** Begin **

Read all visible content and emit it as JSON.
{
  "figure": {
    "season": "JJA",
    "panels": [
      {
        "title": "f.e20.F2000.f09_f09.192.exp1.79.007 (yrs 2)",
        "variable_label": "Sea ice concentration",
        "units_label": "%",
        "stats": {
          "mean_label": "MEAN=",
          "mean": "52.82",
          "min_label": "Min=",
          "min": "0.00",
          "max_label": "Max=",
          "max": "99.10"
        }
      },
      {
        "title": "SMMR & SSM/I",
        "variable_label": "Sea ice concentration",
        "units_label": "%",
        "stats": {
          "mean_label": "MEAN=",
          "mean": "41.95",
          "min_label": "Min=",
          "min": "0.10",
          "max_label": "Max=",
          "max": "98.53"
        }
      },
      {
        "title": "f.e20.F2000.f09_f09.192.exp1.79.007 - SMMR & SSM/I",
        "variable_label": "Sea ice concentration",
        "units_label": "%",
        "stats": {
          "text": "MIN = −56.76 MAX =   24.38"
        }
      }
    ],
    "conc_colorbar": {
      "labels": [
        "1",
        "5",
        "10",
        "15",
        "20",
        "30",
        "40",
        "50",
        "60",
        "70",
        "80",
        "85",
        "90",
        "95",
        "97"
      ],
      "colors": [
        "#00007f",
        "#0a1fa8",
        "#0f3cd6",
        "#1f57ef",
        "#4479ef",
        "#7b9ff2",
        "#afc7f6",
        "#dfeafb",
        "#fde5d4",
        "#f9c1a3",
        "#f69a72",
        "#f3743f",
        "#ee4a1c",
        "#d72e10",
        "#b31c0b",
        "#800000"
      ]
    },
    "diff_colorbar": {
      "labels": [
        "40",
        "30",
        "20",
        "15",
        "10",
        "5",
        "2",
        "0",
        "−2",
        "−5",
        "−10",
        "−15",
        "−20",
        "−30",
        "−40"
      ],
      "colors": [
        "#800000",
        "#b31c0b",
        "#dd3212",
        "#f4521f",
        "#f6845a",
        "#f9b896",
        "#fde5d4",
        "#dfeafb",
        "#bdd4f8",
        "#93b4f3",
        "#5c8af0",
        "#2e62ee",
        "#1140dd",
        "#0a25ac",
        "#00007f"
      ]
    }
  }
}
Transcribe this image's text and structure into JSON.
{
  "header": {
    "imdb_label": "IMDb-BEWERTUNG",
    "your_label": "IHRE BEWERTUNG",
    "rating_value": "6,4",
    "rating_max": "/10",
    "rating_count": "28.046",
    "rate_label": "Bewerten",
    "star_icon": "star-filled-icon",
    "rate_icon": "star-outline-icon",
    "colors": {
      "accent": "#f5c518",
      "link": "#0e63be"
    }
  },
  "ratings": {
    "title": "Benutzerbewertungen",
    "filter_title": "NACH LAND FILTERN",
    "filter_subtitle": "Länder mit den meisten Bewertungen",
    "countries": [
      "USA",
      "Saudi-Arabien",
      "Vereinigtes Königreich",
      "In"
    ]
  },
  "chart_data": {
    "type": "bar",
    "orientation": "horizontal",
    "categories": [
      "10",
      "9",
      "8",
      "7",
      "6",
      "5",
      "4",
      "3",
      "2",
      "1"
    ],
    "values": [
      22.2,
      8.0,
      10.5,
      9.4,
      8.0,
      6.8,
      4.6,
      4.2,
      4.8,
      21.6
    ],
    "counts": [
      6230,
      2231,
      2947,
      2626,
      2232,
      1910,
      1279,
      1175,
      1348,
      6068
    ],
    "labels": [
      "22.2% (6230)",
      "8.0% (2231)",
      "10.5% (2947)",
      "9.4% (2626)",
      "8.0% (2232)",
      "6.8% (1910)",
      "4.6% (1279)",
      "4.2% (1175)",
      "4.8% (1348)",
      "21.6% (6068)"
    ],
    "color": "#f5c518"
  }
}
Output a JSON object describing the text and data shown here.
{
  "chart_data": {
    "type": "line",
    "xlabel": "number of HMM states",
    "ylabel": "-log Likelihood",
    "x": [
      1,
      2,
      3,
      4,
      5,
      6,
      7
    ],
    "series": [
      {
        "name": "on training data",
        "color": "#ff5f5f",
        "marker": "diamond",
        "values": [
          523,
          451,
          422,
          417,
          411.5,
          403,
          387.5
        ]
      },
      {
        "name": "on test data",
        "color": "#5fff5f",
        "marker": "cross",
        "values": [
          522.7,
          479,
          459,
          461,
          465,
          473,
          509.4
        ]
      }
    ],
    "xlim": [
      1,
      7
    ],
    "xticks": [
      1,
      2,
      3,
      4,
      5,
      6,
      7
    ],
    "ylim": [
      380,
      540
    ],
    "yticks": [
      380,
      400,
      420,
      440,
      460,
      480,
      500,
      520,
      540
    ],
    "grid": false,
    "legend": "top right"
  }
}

** End **

> _Stated goal_
Above are some records. Print them all exactly.

> _Written reply_
Read all visible content and emit it as JSON.
{
  "figure": {
    "season": "JJA",
    "panels": [
      {
        "title": "f.e20.F2000.f09_f09.192.exp1.79.007 (yrs 2)",
        "variable_label": "Sea ice concentration",
        "units_label": "%",
        "stats": {
          "mean_label": "MEAN=",
          "mean": "52.82",
          "min_label": "Min=",
          "min": "0.00",
          "max_label": "Max=",
          "max": "99.10"
        }
      },
      {
        "title": "SMMR & SSM/I",
        "variable_label": "Sea ice concentration",
        "units_label": "%",
        "stats": {
          "mean_label": "MEAN=",
          "mean": "41.95",
          "min_label": "Min=",
          "min": "0.10",
          "max_label": "Max=",
          "max": "98.53"
        }
      },
      {
        "title": "f.e20.F2000.f09_f09.192.exp1.79.007 - SMMR & SSM/I",
        "variable_label": "Sea ice concentration",
        "units_label": "%",
        "stats": {
          "text": "MIN = −56.76 MAX =   24.38"
        }
      }
    ],
    "conc_colorbar": {
      "labels": [
        "1",
        "5",
        "10",
        "15",
        "20",
        "30",
        "40",
        "50",
        "60",
        "70",
        "80",
        "85",
        "90",
        "95",
        "97"
      ],
      "colors": [
        "#00007f",
        "#0a1fa8",
        "#0f3cd6",
        "#1f57ef",
        "#4479ef",
        "#7b9ff2",
        "#afc7f6",
        "#dfeafb",
        "#fde5d4",
        "#f9c1a3",
        "#f69a72",
        "#f3743f",
        "#ee4a1c",
        "#d72e10",
        "#b31c0b",
        "#800000"
      ]
    },
    "diff_colorbar": {
      "labels": [
        "40",
        "30",
        "20",
        "15",
        "10",
        "5",
        "2",
        "0",
        "−2",
        "−5",
        "−10",
        "−15",
        "−20",
        "−30",
        "−40"
      ],
      "colors": [
        "#800000",
        "#b31c0b",
        "#dd3212",
        "#f4521f",
        "#f6845a",
        "#f9b896",
        "#fde5d4",
        "#dfeafb",
        "#bdd4f8",
        "#93b4f3",
        "#5c8af0",
        "#2e62ee",
        "#1140dd",
        "#0a25ac",
        "#00007f"
      ]
    }
  }
}
Transcribe this image's text and structure into JSON.
{
  "header": {
    "imdb_label": "IMDb-BEWERTUNG",
    "your_label": "IHRE BEWERTUNG",
    "rating_value": "6,4",
    "rating_max": "/10",
    "rating_count": "28.046",
    "rate_label": "Bewerten",
    "star_icon": "star-filled-icon",
    "rate_icon": "star-outline-icon",
    "colors": {
      "accent": "#f5c518",
      "link": "#0e63be"
    }
  },
  "ratings": {
    "title": "Benutzerbewertungen",
    "filter_title": "NACH LAND FILTERN",
    "filter_subtitle": "Länder mit den meisten Bewertungen",
    "countries": [
      "USA",
      "Saudi-Arabien",
      "Vereinigtes Königreich",
      "In"
    ]
  },
  "chart_data": {
    "type": "bar",
    "orientation": "horizontal",
    "categories": [
      "10",
      "9",
      "8",
      "7",
      "6",
      "5",
      "4",
      "3",
      "2",
      "1"
    ],
    "values": [
      22.2,
      8.0,
      10.5,
      9.4,
      8.0,
      6.8,
      4.6,
      4.2,
      4.8,
      21.6
    ],
    "counts": [
      6230,
      2231,
      2947,
      2626,
      2232,
      1910,
      1279,
      1175,
      1348,
      6068
    ],
    "labels": [
      "22.2% (6230)",
      "8.0% (2231)",
      "10.5% (2947)",
      "9.4% (2626)",
      "8.0% (2232)",
      "6.8% (1910)",
      "4.6% (1279)",
      "4.2% (1175)",
      "4.8% (1348)",
      "21.6% (6068)"
    ],
    "color": "#f5c518"
  }
}
Output a JSON object describing the text and data shown here.
{
  "chart_data": {
    "type": "line",
    "xlabel": "number of HMM states",
    "ylabel": "-log Likelihood",
    "x": [
      1,
      2,
      3,
      4,
      5,
      6,
      7
    ],
    "series": [
      {
        "name": "on training data",
        "color": "#ff5f5f",
        "marker": "diamond",
        "values": [
          523,
          451,
          422,
          417,
          411.5,
          403,
          387.5
        ]
      },
      {
        "name": "on test data",
        "color": "#5fff5f",
        "marker": "cross",
        "values": [
          522.7,
          479,
          459,
          461,
          465,
          473,
          509.4
        ]
      }
    ],
    "xlim": [
      1,
      7
    ],
    "xticks": [
      1,
      2,
      3,
      4,
      5,
      6,
      7
    ],
    "ylim": [
      380,
      540
    ],
    "yticks": [
      380,
      400,
      420,
      440,
      460,
      480,
      500,
      520,
      540
    ],
    "grid": false,
    "legend": "top right"
  }
}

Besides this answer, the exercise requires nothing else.